--- Provided passage Enclosed Below ---
Missing data is the default, not the exception
I went in assuming most companies would have a usable job post. They don't. Across staging, roughly 30–35% of discovered companies showed up without one.
Before degradation, that was an automatic skip. After employee-profile ranking, about two-thirds of those became viable, not as strong as a real job description match, but good enough to send a "similar to your recent hire" angle.
If your pipeline only works when enrichment is complete, you built it for a demo.
The run that queued zero leads
Ops enabled the schedule and asked why the first real run produced nothing. Parent task: green. Logs: leadsQueued: 0. No child failures. No errors.
I had to dig into skip reasons. Two companies gated out for thin context. One failed the confidence check: top scorer had three red flags, second place was only two points behind. One had no founder email. Four perfectly reasonable skips, one summary integer that made it look like the pipeline was broken.
--- End of Enclosed Provided passage ---
Required actions:
[A] Using the text on the lead pipeline, answer each question on its own line:
(i) What share of discovered companies lacked a job post across staging?
(ii) How many leads did the first real run queue?
(iii) How many companies were gated out for thin context?
[B] Reproduce the lead pipeline text word for word, starting at "Missing data is" and stopping after "for a demo.".
The items are separate material and have no connection to the text above.
--- Data under study Enclosed Below ---
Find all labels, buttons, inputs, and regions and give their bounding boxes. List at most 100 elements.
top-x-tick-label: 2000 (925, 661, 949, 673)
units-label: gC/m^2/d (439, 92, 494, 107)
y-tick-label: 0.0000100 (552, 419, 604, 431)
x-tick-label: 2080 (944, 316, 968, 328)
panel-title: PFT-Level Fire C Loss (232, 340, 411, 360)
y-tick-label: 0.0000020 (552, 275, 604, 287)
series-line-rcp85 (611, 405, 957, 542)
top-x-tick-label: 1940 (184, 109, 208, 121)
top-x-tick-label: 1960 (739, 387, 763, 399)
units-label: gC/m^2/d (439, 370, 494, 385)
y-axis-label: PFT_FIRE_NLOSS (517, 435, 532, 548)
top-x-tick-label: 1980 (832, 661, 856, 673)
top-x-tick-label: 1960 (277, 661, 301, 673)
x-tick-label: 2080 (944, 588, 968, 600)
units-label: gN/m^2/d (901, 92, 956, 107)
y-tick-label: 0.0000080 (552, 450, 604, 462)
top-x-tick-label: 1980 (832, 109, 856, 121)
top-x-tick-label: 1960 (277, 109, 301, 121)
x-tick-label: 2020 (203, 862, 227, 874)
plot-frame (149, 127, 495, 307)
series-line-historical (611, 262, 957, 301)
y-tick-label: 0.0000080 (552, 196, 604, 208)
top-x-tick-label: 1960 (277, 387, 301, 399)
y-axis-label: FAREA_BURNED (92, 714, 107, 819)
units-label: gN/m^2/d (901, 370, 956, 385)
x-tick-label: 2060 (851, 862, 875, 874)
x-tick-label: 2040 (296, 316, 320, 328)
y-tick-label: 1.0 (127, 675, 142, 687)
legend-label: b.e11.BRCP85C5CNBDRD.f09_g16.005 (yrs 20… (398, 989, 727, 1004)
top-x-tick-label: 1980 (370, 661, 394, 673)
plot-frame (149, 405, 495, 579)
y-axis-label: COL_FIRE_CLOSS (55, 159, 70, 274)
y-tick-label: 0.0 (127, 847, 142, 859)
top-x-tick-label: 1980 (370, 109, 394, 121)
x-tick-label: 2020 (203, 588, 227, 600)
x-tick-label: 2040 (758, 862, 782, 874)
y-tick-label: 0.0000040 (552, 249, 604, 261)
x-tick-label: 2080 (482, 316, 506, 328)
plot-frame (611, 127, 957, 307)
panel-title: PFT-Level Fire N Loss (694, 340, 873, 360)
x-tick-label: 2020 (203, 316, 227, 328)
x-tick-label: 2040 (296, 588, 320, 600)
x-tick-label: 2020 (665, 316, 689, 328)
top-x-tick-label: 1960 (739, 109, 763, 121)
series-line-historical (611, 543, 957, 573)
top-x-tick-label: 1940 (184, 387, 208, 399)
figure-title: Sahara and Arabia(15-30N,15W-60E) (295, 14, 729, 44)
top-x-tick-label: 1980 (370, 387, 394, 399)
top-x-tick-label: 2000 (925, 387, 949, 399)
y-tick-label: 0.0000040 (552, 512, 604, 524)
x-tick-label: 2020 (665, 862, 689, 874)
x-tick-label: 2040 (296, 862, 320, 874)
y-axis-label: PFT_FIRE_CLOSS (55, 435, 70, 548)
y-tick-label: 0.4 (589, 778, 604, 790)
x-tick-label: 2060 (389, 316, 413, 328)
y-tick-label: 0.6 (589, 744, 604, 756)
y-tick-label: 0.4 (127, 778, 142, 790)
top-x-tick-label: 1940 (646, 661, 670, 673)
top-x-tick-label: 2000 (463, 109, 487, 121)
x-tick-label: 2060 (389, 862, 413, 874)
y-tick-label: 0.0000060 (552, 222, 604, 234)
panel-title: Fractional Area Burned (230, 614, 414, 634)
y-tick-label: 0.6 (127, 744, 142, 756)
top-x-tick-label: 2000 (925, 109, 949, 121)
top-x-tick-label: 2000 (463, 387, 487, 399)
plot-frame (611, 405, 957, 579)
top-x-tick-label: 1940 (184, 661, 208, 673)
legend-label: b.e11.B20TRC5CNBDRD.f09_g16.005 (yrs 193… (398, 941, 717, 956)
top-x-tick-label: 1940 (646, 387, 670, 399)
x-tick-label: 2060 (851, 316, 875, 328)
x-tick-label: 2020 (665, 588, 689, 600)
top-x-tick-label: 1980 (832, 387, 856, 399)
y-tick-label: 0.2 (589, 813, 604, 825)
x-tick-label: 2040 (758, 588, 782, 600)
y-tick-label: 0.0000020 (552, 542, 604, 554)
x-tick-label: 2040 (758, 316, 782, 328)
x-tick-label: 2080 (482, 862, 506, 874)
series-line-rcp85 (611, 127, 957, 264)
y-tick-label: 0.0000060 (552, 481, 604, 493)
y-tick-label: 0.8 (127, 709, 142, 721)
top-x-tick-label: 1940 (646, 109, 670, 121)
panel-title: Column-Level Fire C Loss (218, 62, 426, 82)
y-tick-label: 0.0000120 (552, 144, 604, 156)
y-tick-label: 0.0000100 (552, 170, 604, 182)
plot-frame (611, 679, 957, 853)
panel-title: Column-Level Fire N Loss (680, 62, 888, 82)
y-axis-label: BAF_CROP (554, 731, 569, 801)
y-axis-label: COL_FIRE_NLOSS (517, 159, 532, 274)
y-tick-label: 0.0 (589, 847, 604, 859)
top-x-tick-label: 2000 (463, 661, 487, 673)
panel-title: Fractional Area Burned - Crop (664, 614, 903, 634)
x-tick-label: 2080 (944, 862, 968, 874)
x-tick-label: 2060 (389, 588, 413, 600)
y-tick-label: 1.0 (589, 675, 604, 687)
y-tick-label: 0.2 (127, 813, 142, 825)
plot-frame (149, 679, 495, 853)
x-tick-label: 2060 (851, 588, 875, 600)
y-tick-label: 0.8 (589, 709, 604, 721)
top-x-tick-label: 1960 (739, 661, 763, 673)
--- End of Enclosed Data under study ---
Numbered answers:
[A]
(i) Roughly 30–35%
(ii) Zero
(iii) Two

[B]
Missing data is the default, not the exception
I went in assuming most companies would have a usable job post. They don't. Across staging, roughly 30–35% of discovered companies showed up without one.
Before degradation, that was an automatic skip. After employee-profile ranking, about two-thirds of those became viable, not as strong as a real job description match, but good enough to send a "similar to your recent hire" angle.
If your pipeline only works when enrichment is complete, you built it for a demo.